Collect all lines from the records below that include the word "제조가능".

━━━━━ Provided records

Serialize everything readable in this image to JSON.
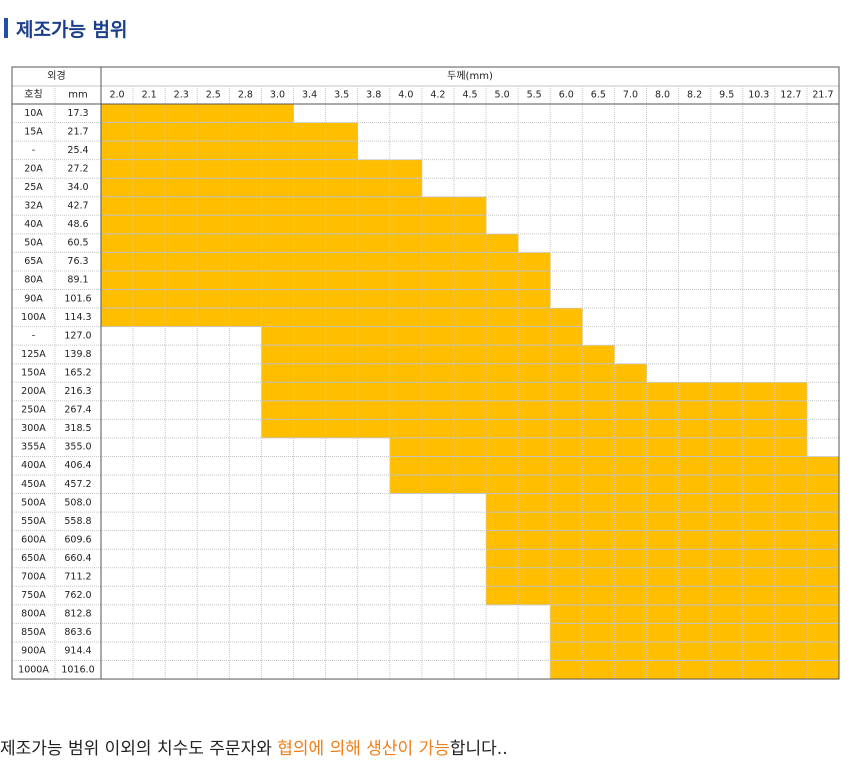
{
  "title": "제조가능 범위",
  "table": {
    "group_header_od": "외경",
    "group_header_thickness": "두께(mm)",
    "col_header_nominal": "호칭",
    "col_header_mm": "mm",
    "thicknesses": [
      "2.0",
      "2.1",
      "2.3",
      "2.5",
      "2.8",
      "3.0",
      "3.4",
      "3.5",
      "3.8",
      "4.0",
      "4.2",
      "4.5",
      "5.0",
      "5.5",
      "6.0",
      "6.5",
      "7.0",
      "8.0",
      "8.2",
      "9.5",
      "10.3",
      "12.7",
      "21.7"
    ],
    "rows": [
      {
        "nominal": "10A",
        "od": "17.3",
        "range": [
          0,
          5
        ]
      },
      {
        "nominal": "15A",
        "od": "21.7",
        "range": [
          0,
          7
        ]
      },
      {
        "nominal": "-",
        "od": "25.4",
        "range": [
          0,
          7
        ]
      },
      {
        "nominal": "20A",
        "od": "27.2",
        "range": [
          0,
          9
        ]
      },
      {
        "nominal": "25A",
        "od": "34.0",
        "range": [
          0,
          9
        ]
      },
      {
        "nominal": "32A",
        "od": "42.7",
        "range": [
          0,
          11
        ]
      },
      {
        "nominal": "40A",
        "od": "48.6",
        "range": [
          0,
          11
        ]
      },
      {
        "nominal": "50A",
        "od": "60.5",
        "range": [
          0,
          12
        ]
      },
      {
        "nominal": "65A",
        "od": "76.3",
        "range": [
          0,
          13
        ]
      },
      {
        "nominal": "80A",
        "od": "89.1",
        "range": [
          0,
          13
        ]
      },
      {
        "nominal": "90A",
        "od": "101.6",
        "range": [
          0,
          13
        ]
      },
      {
        "nominal": "100A",
        "od": "114.3",
        "range": [
          0,
          14
        ]
      },
      {
        "nominal": "-",
        "od": "127.0",
        "range": [
          5,
          14
        ]
      },
      {
        "nominal": "125A",
        "od": "139.8",
        "range": [
          5,
          15
        ]
      },
      {
        "nominal": "150A",
        "od": "165.2",
        "range": [
          5,
          16
        ]
      },
      {
        "nominal": "200A",
        "od": "216.3",
        "range": [
          5,
          21
        ]
      },
      {
        "nominal": "250A",
        "od": "267.4",
        "range": [
          5,
          21
        ]
      },
      {
        "nominal": "300A",
        "od": "318.5",
        "range": [
          5,
          21
        ]
      },
      {
        "nominal": "355A",
        "od": "355.0",
        "range": [
          9,
          21
        ]
      },
      {
        "nominal": "400A",
        "od": "406.4",
        "range": [
          9,
          22
        ]
      },
      {
        "nominal": "450A",
        "od": "457.2",
        "range": [
          9,
          22
        ]
      },
      {
        "nominal": "500A",
        "od": "508.0",
        "range": [
          12,
          22
        ]
      },
      {
        "nominal": "550A",
        "od": "558.8",
        "range": [
          12,
          22
        ]
      },
      {
        "nominal": "600A",
        "od": "609.6",
        "range": [
          12,
          22
        ]
      },
      {
        "nominal": "650A",
        "od": "660.4",
        "range": [
          12,
          22
        ]
      },
      {
        "nominal": "700A",
        "od": "711.2",
        "range": [
          12,
          22
        ]
      },
      {
        "nominal": "750A",
        "od": "762.0",
        "range": [
          12,
          22
        ]
      },
      {
        "nominal": "800A",
        "od": "812.8",
        "range": [
          14,
          22
        ]
      },
      {
        "nominal": "850A",
        "od": "863.6",
        "range": [
          14,
          22
        ]
      },
      {
        "nominal": "900A",
        "od": "914.4",
        "range": [
          14,
          22
        ]
      },
      {
        "nominal": "1000A",
        "od": "1016.0",
        "range": [
          14,
          22
        ]
      }
    ]
  },
  "colors": {
    "fill": "#ffbe00",
    "grid": "#c6c6c6",
    "border": "#555555",
    "title": "#1b3f8c",
    "highlight": "#ef7f1a"
  },
  "footer": {
    "text_before": "제조가능 범위 이외의 치수도 주문자와 ",
    "text_highlight": "협의에 의해 생산이 가능",
    "text_after": "합니다.."
  }
}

━━━━━━━━━━

#### [Exercise answer]
  "title": "제조가능 범위",
    "text_before": "제조가능 범위 이외의 치수도 주문자와 ",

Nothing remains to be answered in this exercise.